Extract and list every line that contains the word "Daily".
___ Records for the task
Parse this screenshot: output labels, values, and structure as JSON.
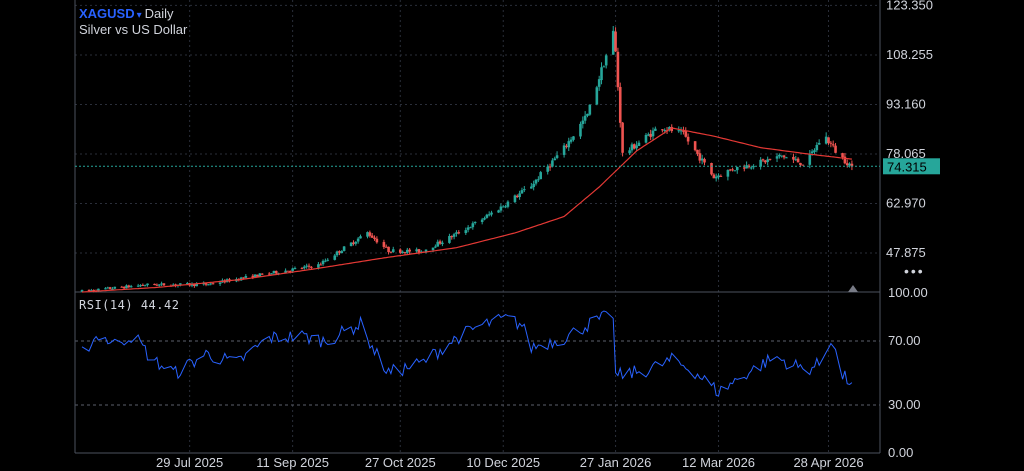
{
  "header": {
    "symbol": "XAGUSD",
    "caret": "▾",
    "timeframe": "Daily",
    "description": "Silver vs US Dollar"
  },
  "more_icon": "more-dots-icon",
  "colors": {
    "up": "#26a69a",
    "down": "#ef5350",
    "ma": "#e53935",
    "rsi": "#2962ff",
    "grid": "#2a2e39",
    "price_line": "#26a69a",
    "price_label_bg": "#26a69a"
  },
  "chart_data": [
    {
      "type": "candlestick",
      "title": "XAGUSD · Daily",
      "subtitle": "Silver vs US Dollar",
      "x_labels": [
        "29 Jul 2025",
        "11 Sep 2025",
        "27 Oct 2025",
        "10 Dec 2025",
        "27 Jan 2026",
        "12 Mar 2026",
        "28 Apr 2026"
      ],
      "y_ticks": [
        "123.350",
        "108.255",
        "93.160",
        "78.065",
        "62.970",
        "47.875"
      ],
      "ylim": [
        36,
        125
      ],
      "last_price": "74.315",
      "last_value": 74.315,
      "grid": true,
      "series": [
        {
          "name": "XAGUSD",
          "kind": "ohlc",
          "anchors_x": [
            "2025-06-13",
            "2025-07-10",
            "2025-08-05",
            "2025-08-28",
            "2025-09-22",
            "2025-10-13",
            "2025-10-22",
            "2025-11-05",
            "2025-11-15",
            "2025-11-28",
            "2025-12-10",
            "2025-12-22",
            "2026-01-05",
            "2026-01-15",
            "2026-01-26",
            "2026-01-27",
            "2026-01-30",
            "2026-02-05",
            "2026-02-15",
            "2026-02-25",
            "2026-03-04",
            "2026-03-10",
            "2026-03-18",
            "2026-03-30",
            "2026-04-08",
            "2026-04-18",
            "2026-04-26",
            "2026-05-02",
            "2026-05-08"
          ],
          "anchors_y": [
            36.2,
            38.2,
            38.3,
            41.2,
            44.2,
            54.1,
            48.6,
            48.4,
            51.8,
            56.9,
            62.3,
            68.5,
            79.8,
            90.0,
            115.0,
            109.0,
            78.0,
            81.0,
            86.5,
            84.0,
            77.0,
            71.0,
            73.5,
            75.5,
            77.5,
            75.0,
            84.0,
            78.0,
            74.3
          ]
        },
        {
          "name": "",
          "kind": "moving_average",
          "anchors_x": [
            "2025-06-13",
            "2025-07-15",
            "2025-08-20",
            "2025-09-20",
            "2025-10-20",
            "2025-11-20",
            "2025-12-15",
            "2026-01-05",
            "2026-01-20",
            "2026-02-05",
            "2026-02-20",
            "2026-03-10",
            "2026-03-30",
            "2026-04-20",
            "2026-05-08"
          ],
          "anchors_y": [
            36.0,
            37.4,
            39.8,
            43.0,
            46.4,
            49.5,
            54.0,
            59.0,
            68.0,
            79.0,
            86.0,
            83.5,
            80.0,
            78.0,
            76.5
          ]
        }
      ]
    },
    {
      "type": "line",
      "title": "RSI(14) 44.42",
      "label": "RSI(14)",
      "last_value_text": "44.42",
      "y_ticks": [
        "100.00",
        "70.00",
        "30.00",
        "0.00"
      ],
      "ylim": [
        0,
        100
      ],
      "bands": [
        70,
        30
      ],
      "series": [
        {
          "name": "RSI(14)",
          "anchors_x": [
            "2025-06-13",
            "2025-06-20",
            "2025-06-27",
            "2025-07-05",
            "2025-07-13",
            "2025-07-23",
            "2025-08-05",
            "2025-08-18",
            "2025-09-01",
            "2025-09-15",
            "2025-09-25",
            "2025-10-05",
            "2025-10-12",
            "2025-10-14",
            "2025-10-22",
            "2025-11-05",
            "2025-11-20",
            "2025-12-01",
            "2025-12-12",
            "2025-12-18",
            "2025-12-22",
            "2026-01-05",
            "2026-01-15",
            "2026-01-26",
            "2026-01-27",
            "2026-02-10",
            "2026-02-20",
            "2026-03-01",
            "2026-03-12",
            "2026-03-22",
            "2026-04-05",
            "2026-04-18",
            "2026-04-25",
            "2026-04-29",
            "2026-05-04",
            "2026-05-08"
          ],
          "anchors_y": [
            63,
            74,
            68,
            74,
            58,
            50,
            62,
            56,
            72,
            73,
            70,
            77,
            82,
            68,
            50,
            56,
            72,
            80,
            84,
            80,
            66,
            72,
            80,
            87,
            48,
            52,
            58,
            52,
            38,
            48,
            60,
            52,
            56,
            72,
            48,
            44
          ]
        }
      ]
    }
  ]
}
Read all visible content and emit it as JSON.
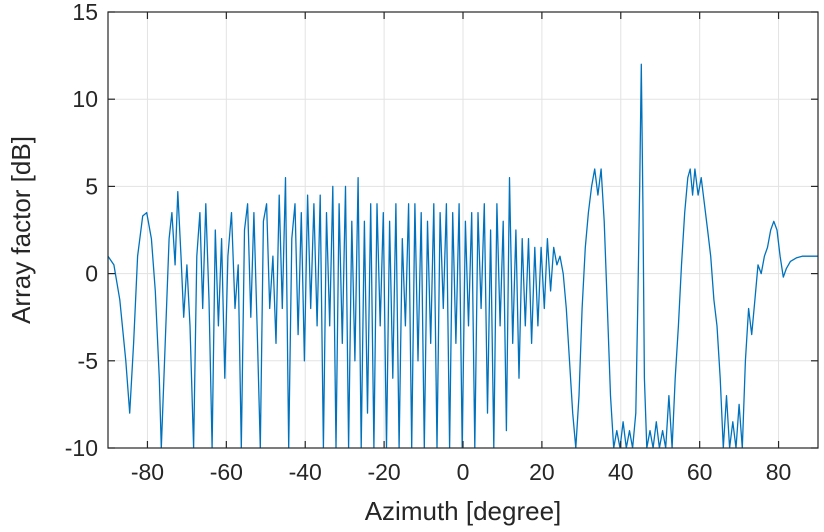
{
  "chart_data": {
    "type": "line",
    "xlabel": "Azimuth [degree]",
    "ylabel": "Array factor [dB]",
    "xlim": [
      -90,
      90
    ],
    "ylim": [
      -10,
      15
    ],
    "xticks": [
      -80,
      -60,
      -40,
      -20,
      0,
      20,
      40,
      60,
      80
    ],
    "yticks": [
      -10,
      -5,
      0,
      5,
      10,
      15
    ],
    "xtick_labels": [
      "-80",
      "-60",
      "-40",
      "-20",
      "0",
      "20",
      "40",
      "60",
      "80"
    ],
    "ytick_labels": [
      "-10",
      "-5",
      "0",
      "5",
      "10",
      "15"
    ],
    "grid": true,
    "colors": {
      "series": "#0072bd",
      "axis": "#262626",
      "grid": "#e3e3e3"
    },
    "series": [
      {
        "points": [
          [
            -90,
            1.0
          ],
          [
            -88.5,
            0.5
          ],
          [
            -87,
            -1.5
          ],
          [
            -85.5,
            -5.0
          ],
          [
            -84.5,
            -8.0
          ],
          [
            -83.5,
            -4.0
          ],
          [
            -82.5,
            1.0
          ],
          [
            -81.2,
            3.3
          ],
          [
            -80.2,
            3.5
          ],
          [
            -79,
            2.0
          ],
          [
            -78,
            -1.0
          ],
          [
            -77,
            -6.0
          ],
          [
            -76.5,
            -10
          ],
          [
            -75.5,
            -4.0
          ],
          [
            -74.5,
            2.0
          ],
          [
            -73.8,
            3.5
          ],
          [
            -73,
            0.5
          ],
          [
            -72.3,
            4.7
          ],
          [
            -71.5,
            1.0
          ],
          [
            -70.8,
            -2.5
          ],
          [
            -70,
            0.5
          ],
          [
            -69.2,
            -3.0
          ],
          [
            -68.3,
            -10
          ],
          [
            -67.5,
            1.0
          ],
          [
            -66.7,
            3.5
          ],
          [
            -66,
            -2.0
          ],
          [
            -65.2,
            4.0
          ],
          [
            -64.4,
            -1.5
          ],
          [
            -63.6,
            -10
          ],
          [
            -62.8,
            2.5
          ],
          [
            -62,
            -3.0
          ],
          [
            -61.2,
            2.0
          ],
          [
            -60.4,
            -6.0
          ],
          [
            -59.6,
            1.0
          ],
          [
            -58.7,
            3.5
          ],
          [
            -57.8,
            -2.0
          ],
          [
            -57,
            0.5
          ],
          [
            -56.2,
            -10
          ],
          [
            -55.4,
            2.5
          ],
          [
            -54.6,
            4.0
          ],
          [
            -53.8,
            -2.5
          ],
          [
            -53,
            3.5
          ],
          [
            -52.2,
            -3.0
          ],
          [
            -51.4,
            -10
          ],
          [
            -50.6,
            3.0
          ],
          [
            -49.8,
            4.0
          ],
          [
            -49,
            -2.0
          ],
          [
            -48.2,
            1.0
          ],
          [
            -47.4,
            -4.0
          ],
          [
            -46.6,
            4.5
          ],
          [
            -45.8,
            -2.0
          ],
          [
            -45,
            5.5
          ],
          [
            -44.2,
            -10
          ],
          [
            -43.4,
            2.0
          ],
          [
            -42.6,
            4.0
          ],
          [
            -41.8,
            -3.5
          ],
          [
            -41,
            3.5
          ],
          [
            -40.2,
            -5.0
          ],
          [
            -39.4,
            4.5
          ],
          [
            -38.6,
            -2.0
          ],
          [
            -37.8,
            4.0
          ],
          [
            -37,
            -3.0
          ],
          [
            -36.2,
            4.5
          ],
          [
            -35.4,
            -10
          ],
          [
            -34.6,
            3.5
          ],
          [
            -33.8,
            -3.0
          ],
          [
            -33,
            5.0
          ],
          [
            -32.2,
            -10
          ],
          [
            -31.4,
            4.0
          ],
          [
            -30.6,
            -4.0
          ],
          [
            -29.8,
            5.0
          ],
          [
            -29,
            -10
          ],
          [
            -28.2,
            3.0
          ],
          [
            -27.4,
            -5.0
          ],
          [
            -26.6,
            5.5
          ],
          [
            -25.8,
            -10
          ],
          [
            -25,
            3.0
          ],
          [
            -24.2,
            -8.0
          ],
          [
            -23.4,
            4.0
          ],
          [
            -22.6,
            -10
          ],
          [
            -21.8,
            4.0
          ],
          [
            -21,
            -3.0
          ],
          [
            -20.2,
            3.5
          ],
          [
            -19.4,
            -10
          ],
          [
            -18.6,
            3.0
          ],
          [
            -17.8,
            -6.0
          ],
          [
            -17,
            4.0
          ],
          [
            -16.2,
            -10
          ],
          [
            -15.4,
            2.0
          ],
          [
            -14.6,
            -3.0
          ],
          [
            -13.8,
            4.0
          ],
          [
            -13,
            -10
          ],
          [
            -12.2,
            4.0
          ],
          [
            -11.4,
            -5.0
          ],
          [
            -10.6,
            3.5
          ],
          [
            -9.8,
            -10
          ],
          [
            -9,
            3.0
          ],
          [
            -8.2,
            -4.0
          ],
          [
            -7.4,
            4.0
          ],
          [
            -6.6,
            -10
          ],
          [
            -5.8,
            3.5
          ],
          [
            -5,
            -2.0
          ],
          [
            -4.2,
            4.0
          ],
          [
            -3.4,
            -10
          ],
          [
            -2.6,
            3.5
          ],
          [
            -1.8,
            -4.0
          ],
          [
            -1,
            4.0
          ],
          [
            -0.2,
            -10
          ],
          [
            0.6,
            3.0
          ],
          [
            1.4,
            -3.0
          ],
          [
            2.2,
            3.5
          ],
          [
            3,
            -10
          ],
          [
            3.8,
            3.5
          ],
          [
            4.6,
            -2.0
          ],
          [
            5.4,
            4.0
          ],
          [
            6.2,
            -8.0
          ],
          [
            7,
            2.5
          ],
          [
            7.8,
            -10
          ],
          [
            8.6,
            4.0
          ],
          [
            9.4,
            -3.0
          ],
          [
            10.2,
            3.0
          ],
          [
            11,
            -9.0
          ],
          [
            11.8,
            5.5
          ],
          [
            12.6,
            -4.0
          ],
          [
            13.4,
            2.5
          ],
          [
            14.2,
            -6.0
          ],
          [
            15,
            2.0
          ],
          [
            15.8,
            -3.0
          ],
          [
            16.6,
            2.0
          ],
          [
            17.4,
            -4.0
          ],
          [
            18.2,
            1.5
          ],
          [
            19,
            -3.0
          ],
          [
            19.8,
            1.5
          ],
          [
            20.6,
            -2.0
          ],
          [
            21.4,
            2.0
          ],
          [
            22.2,
            -1.0
          ],
          [
            23,
            1.5
          ],
          [
            23.8,
            0.5
          ],
          [
            24.6,
            1.0
          ],
          [
            25.4,
            0.0
          ],
          [
            26.2,
            -2.0
          ],
          [
            27,
            -5.0
          ],
          [
            27.8,
            -8.0
          ],
          [
            28.6,
            -10
          ],
          [
            29.4,
            -7.0
          ],
          [
            30.2,
            -2.0
          ],
          [
            31,
            1.5
          ],
          [
            31.8,
            3.5
          ],
          [
            32.6,
            5.0
          ],
          [
            33.4,
            6.0
          ],
          [
            34.2,
            4.5
          ],
          [
            35,
            6.0
          ],
          [
            35.8,
            3.0
          ],
          [
            36.6,
            -2.0
          ],
          [
            37.4,
            -7.0
          ],
          [
            38.2,
            -10
          ],
          [
            39,
            -9.0
          ],
          [
            39.8,
            -10
          ],
          [
            40.6,
            -8.5
          ],
          [
            41.4,
            -10
          ],
          [
            42.2,
            -9.0
          ],
          [
            43,
            -10
          ],
          [
            43.8,
            -8.0
          ],
          [
            44.3,
            -2.0
          ],
          [
            44.8,
            5.0
          ],
          [
            45.2,
            12.0
          ],
          [
            45.6,
            4.0
          ],
          [
            46,
            -6.0
          ],
          [
            46.6,
            -10
          ],
          [
            47.4,
            -9.0
          ],
          [
            48.2,
            -10
          ],
          [
            49,
            -8.5
          ],
          [
            49.8,
            -10
          ],
          [
            50.6,
            -9.0
          ],
          [
            51.4,
            -10
          ],
          [
            52.2,
            -7.0
          ],
          [
            53,
            -10
          ],
          [
            53.8,
            -6.0
          ],
          [
            54.6,
            -3.0
          ],
          [
            55.4,
            0.5
          ],
          [
            56.2,
            3.5
          ],
          [
            57,
            5.5
          ],
          [
            57.6,
            6.0
          ],
          [
            58.2,
            4.5
          ],
          [
            58.8,
            6.0
          ],
          [
            59.6,
            4.5
          ],
          [
            60.4,
            5.5
          ],
          [
            61.2,
            4.0
          ],
          [
            62,
            2.5
          ],
          [
            62.8,
            1.0
          ],
          [
            63.6,
            -1.5
          ],
          [
            64.4,
            -3.0
          ],
          [
            65.2,
            -6.0
          ],
          [
            66,
            -10
          ],
          [
            66.8,
            -7.0
          ],
          [
            67.6,
            -10
          ],
          [
            68.4,
            -8.5
          ],
          [
            69.2,
            -10
          ],
          [
            70,
            -7.5
          ],
          [
            70.8,
            -10
          ],
          [
            71.6,
            -5.0
          ],
          [
            72.4,
            -2.0
          ],
          [
            73.2,
            -3.5
          ],
          [
            74,
            -1.5
          ],
          [
            74.8,
            0.5
          ],
          [
            75.6,
            0.0
          ],
          [
            76.4,
            1.0
          ],
          [
            77.2,
            1.5
          ],
          [
            78,
            2.5
          ],
          [
            78.8,
            3.0
          ],
          [
            79.6,
            2.5
          ],
          [
            80.4,
            1.0
          ],
          [
            81.2,
            -0.2
          ],
          [
            82,
            0.3
          ],
          [
            83,
            0.7
          ],
          [
            84.5,
            0.9
          ],
          [
            86,
            1.0
          ],
          [
            88,
            1.0
          ],
          [
            90,
            1.0
          ]
        ]
      }
    ]
  }
}
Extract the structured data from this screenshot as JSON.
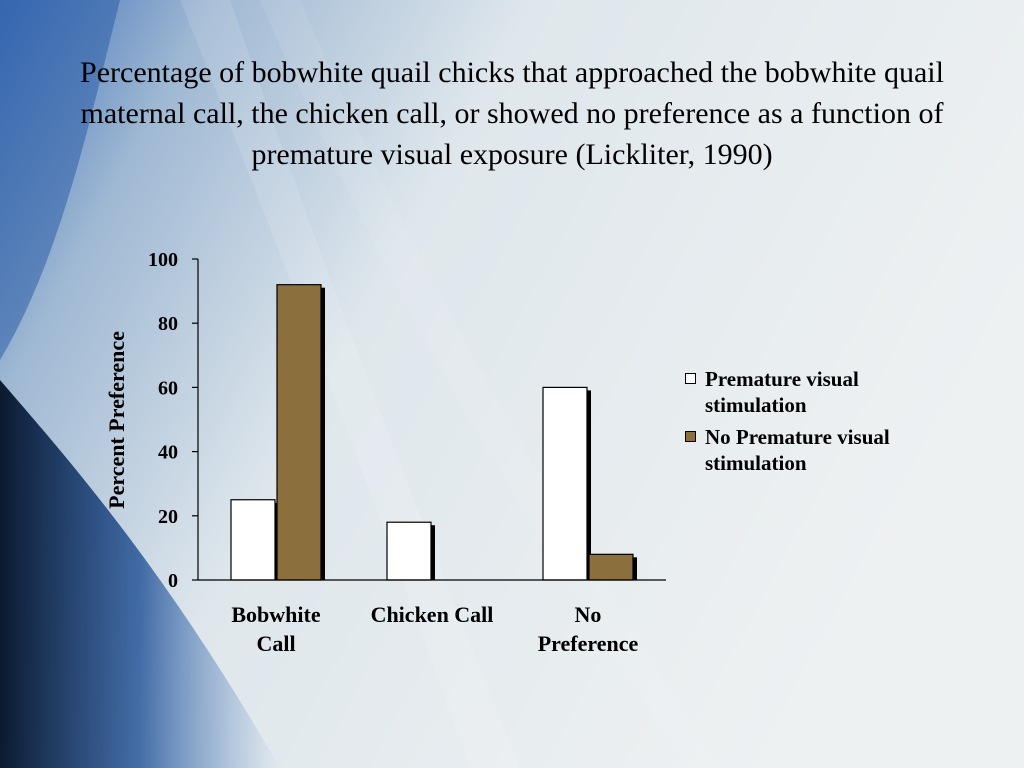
______
# [Exercise solution]
    "timeframe": "Daily",
      "title": "XAGUSD · Daily",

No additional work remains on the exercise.